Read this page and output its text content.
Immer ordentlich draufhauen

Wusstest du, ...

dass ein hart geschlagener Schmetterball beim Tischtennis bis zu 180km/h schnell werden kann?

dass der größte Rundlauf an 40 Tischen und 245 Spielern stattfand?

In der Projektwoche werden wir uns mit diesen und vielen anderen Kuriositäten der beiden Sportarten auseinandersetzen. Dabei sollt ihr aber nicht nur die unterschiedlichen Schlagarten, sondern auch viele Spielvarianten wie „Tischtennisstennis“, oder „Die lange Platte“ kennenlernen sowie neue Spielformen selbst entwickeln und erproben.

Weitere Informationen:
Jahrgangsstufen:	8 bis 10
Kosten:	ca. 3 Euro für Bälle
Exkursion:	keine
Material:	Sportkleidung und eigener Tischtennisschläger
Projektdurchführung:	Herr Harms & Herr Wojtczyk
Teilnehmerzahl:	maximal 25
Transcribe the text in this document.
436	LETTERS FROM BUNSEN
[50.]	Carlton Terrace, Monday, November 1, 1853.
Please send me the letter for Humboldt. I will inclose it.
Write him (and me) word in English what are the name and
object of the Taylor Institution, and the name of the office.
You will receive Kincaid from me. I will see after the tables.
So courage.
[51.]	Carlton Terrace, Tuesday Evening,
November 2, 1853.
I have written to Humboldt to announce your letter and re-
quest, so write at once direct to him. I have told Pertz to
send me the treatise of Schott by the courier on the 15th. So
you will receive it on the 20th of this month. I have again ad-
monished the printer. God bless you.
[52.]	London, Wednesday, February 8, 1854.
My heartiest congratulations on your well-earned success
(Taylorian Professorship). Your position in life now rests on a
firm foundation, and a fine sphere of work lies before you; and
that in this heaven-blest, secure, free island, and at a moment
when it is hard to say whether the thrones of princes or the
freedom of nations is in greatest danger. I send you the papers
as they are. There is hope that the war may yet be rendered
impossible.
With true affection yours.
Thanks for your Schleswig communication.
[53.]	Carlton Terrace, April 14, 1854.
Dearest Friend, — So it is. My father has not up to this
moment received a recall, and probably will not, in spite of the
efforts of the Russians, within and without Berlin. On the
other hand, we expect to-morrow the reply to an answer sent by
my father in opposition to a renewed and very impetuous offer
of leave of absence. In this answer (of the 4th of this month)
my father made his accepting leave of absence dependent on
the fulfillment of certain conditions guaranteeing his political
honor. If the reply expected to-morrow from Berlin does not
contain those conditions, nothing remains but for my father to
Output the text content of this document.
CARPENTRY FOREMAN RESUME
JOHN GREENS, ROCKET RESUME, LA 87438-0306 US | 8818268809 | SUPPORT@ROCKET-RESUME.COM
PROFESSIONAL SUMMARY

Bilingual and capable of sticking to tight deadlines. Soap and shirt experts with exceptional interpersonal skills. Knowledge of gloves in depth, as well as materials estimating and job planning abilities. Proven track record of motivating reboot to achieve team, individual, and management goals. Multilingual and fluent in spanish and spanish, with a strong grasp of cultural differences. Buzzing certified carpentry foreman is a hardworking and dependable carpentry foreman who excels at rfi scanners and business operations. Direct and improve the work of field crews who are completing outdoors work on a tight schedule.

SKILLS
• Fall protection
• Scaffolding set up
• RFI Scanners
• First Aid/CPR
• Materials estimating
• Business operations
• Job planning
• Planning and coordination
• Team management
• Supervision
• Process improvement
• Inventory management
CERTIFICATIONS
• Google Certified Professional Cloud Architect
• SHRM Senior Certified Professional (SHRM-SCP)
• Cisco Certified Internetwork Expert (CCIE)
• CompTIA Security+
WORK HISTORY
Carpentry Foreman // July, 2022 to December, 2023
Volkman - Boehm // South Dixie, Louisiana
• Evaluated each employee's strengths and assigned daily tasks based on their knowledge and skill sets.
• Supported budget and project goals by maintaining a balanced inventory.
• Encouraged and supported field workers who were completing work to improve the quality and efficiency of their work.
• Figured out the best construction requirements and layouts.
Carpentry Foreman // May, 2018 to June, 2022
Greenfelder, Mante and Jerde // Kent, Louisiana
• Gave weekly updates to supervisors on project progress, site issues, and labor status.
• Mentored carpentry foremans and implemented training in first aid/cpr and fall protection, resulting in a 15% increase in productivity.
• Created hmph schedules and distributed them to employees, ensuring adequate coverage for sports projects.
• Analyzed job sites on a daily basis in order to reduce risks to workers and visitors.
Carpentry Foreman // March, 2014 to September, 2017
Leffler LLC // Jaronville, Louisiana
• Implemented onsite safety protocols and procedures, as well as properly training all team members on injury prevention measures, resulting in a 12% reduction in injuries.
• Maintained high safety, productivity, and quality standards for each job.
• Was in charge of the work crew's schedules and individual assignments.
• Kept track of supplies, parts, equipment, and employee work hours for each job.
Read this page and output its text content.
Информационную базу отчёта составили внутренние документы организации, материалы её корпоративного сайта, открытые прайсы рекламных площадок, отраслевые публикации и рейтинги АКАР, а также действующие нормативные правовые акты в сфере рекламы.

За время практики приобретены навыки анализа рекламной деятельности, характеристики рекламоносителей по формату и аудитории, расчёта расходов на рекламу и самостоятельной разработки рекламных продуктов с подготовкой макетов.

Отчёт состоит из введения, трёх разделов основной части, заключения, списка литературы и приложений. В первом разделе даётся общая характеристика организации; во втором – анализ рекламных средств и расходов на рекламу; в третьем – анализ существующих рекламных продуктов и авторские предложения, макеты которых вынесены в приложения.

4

# # # #

## WRITTEN PROBLEM
Each line in the material above must be retyped without alteration.

## SOLUTION TO THIS PROBLEM
Read this page and output its text content.
Immer ordentlich draufhauen

Wusstest du, ...

dass ein hart geschlagener Schmetterball beim Tischtennis bis zu 180km/h schnell werden kann?

dass der größte Rundlauf an 40 Tischen und 245 Spielern stattfand?

In der Projektwoche werden wir uns mit diesen und vielen anderen Kuriositäten der beiden Sportarten auseinandersetzen. Dabei sollt ihr aber nicht nur die unterschiedlichen Schlagarten, sondern auch viele Spielvarianten wie „Tischtennisstennis“, oder „Die lange Platte“ kennenlernen sowie neue Spielformen selbst entwickeln und erproben.

Weitere Informationen:
Jahrgangsstufen:	8 bis 10
Kosten:	ca. 3 Euro für Bälle
Exkursion:	keine
Material:	Sportkleidung und eigener Tischtennisschläger
Projektdurchführung:	Herr Harms & Herr Wojtczyk
Teilnehmerzahl:	maximal 25
Transcribe the text in this document.
436	LETTERS FROM BUNSEN
[50.]	Carlton Terrace, Monday, November 1, 1853.
Please send me the letter for Humboldt. I will inclose it.
Write him (and me) word in English what are the name and
object of the Taylor Institution, and the name of the office.
You will receive Kincaid from me. I will see after the tables.
So courage.
[51.]	Carlton Terrace, Tuesday Evening,
November 2, 1853.
I have written to Humboldt to announce your letter and re-
quest, so write at once direct to him. I have told Pertz to
send me the treatise of Schott by the courier on the 15th. So
you will receive it on the 20th of this month. I have again ad-
monished the printer. God bless you.
[52.]	London, Wednesday, February 8, 1854.
My heartiest congratulations on your well-earned success
(Taylorian Professorship). Your position in life now rests on a
firm foundation, and a fine sphere of work lies before you; and
that in this heaven-blest, secure, free island, and at a moment
when it is hard to say whether the thrones of princes or the
freedom of nations is in greatest danger. I send you the papers
as they are. There is hope that the war may yet be rendered
impossible.
With true affection yours.
Thanks for your Schleswig communication.
[53.]	Carlton Terrace, April 14, 1854.
Dearest Friend, — So it is. My father has not up to this
moment received a recall, and probably will not, in spite of the
efforts of the Russians, within and without Berlin. On the
other hand, we expect to-morrow the reply to an answer sent by
my father in opposition to a renewed and very impetuous offer
of leave of absence. In this answer (of the 4th of this month)
my father made his accepting leave of absence dependent on
the fulfillment of certain conditions guaranteeing his political
honor. If the reply expected to-morrow from Berlin does not
contain those conditions, nothing remains but for my father to
Output the text content of this document.
CARPENTRY FOREMAN RESUME
JOHN GREENS, ROCKET RESUME, LA 87438-0306 US | 8818268809 | SUPPORT@ROCKET-RESUME.COM
PROFESSIONAL SUMMARY

Bilingual and capable of sticking to tight deadlines. Soap and shirt experts with exceptional interpersonal skills. Knowledge of gloves in depth, as well as materials estimating and job planning abilities. Proven track record of motivating reboot to achieve team, individual, and management goals. Multilingual and fluent in spanish and spanish, with a strong grasp of cultural differences. Buzzing certified carpentry foreman is a hardworking and dependable carpentry foreman who excels at rfi scanners and business operations. Direct and improve the work of field crews who are completing outdoors work on a tight schedule.

SKILLS
• Fall protection
• Scaffolding set up
• RFI Scanners
• First Aid/CPR
• Materials estimating
• Business operations
• Job planning
• Planning and coordination
• Team management
• Supervision
• Process improvement
• Inventory management
CERTIFICATIONS
• Google Certified Professional Cloud Architect
• SHRM Senior Certified Professional (SHRM-SCP)
• Cisco Certified Internetwork Expert (CCIE)
• CompTIA Security+
WORK HISTORY
Carpentry Foreman // July, 2022 to December, 2023
Volkman - Boehm // South Dixie, Louisiana
• Evaluated each employee's strengths and assigned daily tasks based on their knowledge and skill sets.
• Supported budget and project goals by maintaining a balanced inventory.
• Encouraged and supported field workers who were completing work to improve the quality and efficiency of their work.
• Figured out the best construction requirements and layouts.
Carpentry Foreman // May, 2018 to June, 2022
Greenfelder, Mante and Jerde // Kent, Louisiana
• Gave weekly updates to supervisors on project progress, site issues, and labor status.
• Mentored carpentry foremans and implemented training in first aid/cpr and fall protection, resulting in a 15% increase in productivity.
• Created hmph schedules and distributed them to employees, ensuring adequate coverage for sports projects.
• Analyzed job sites on a daily basis in order to reduce risks to workers and visitors.
Carpentry Foreman // March, 2014 to September, 2017
Leffler LLC // Jaronville, Louisiana
• Implemented onsite safety protocols and procedures, as well as properly training all team members on injury prevention measures, resulting in a 12% reduction in injuries.
• Maintained high safety, productivity, and quality standards for each job.
• Was in charge of the work crew's schedules and individual assignments.
• Kept track of supplies, parts, equipment, and employee work hours for each job.
Read this page and output its text content.
Информационную базу отчёта составили внутренние документы организации, материалы её корпоративного сайта, открытые прайсы рекламных площадок, отраслевые публикации и рейтинги АКАР, а также действующие нормативные правовые акты в сфере рекламы.

За время практики приобретены навыки анализа рекламной деятельности, характеристики рекламоносителей по формату и аудитории, расчёта расходов на рекламу и самостоятельной разработки рекламных продуктов с подготовкой макетов.

Отчёт состоит из введения, трёх разделов основной части, заключения, списка литературы и приложений. В первом разделе даётся общая характеристика организации; во втором – анализ рекламных средств и расходов на рекламу; в третьем – анализ существующих рекламных продуктов и авторские предложения, макеты которых вынесены в приложения.

4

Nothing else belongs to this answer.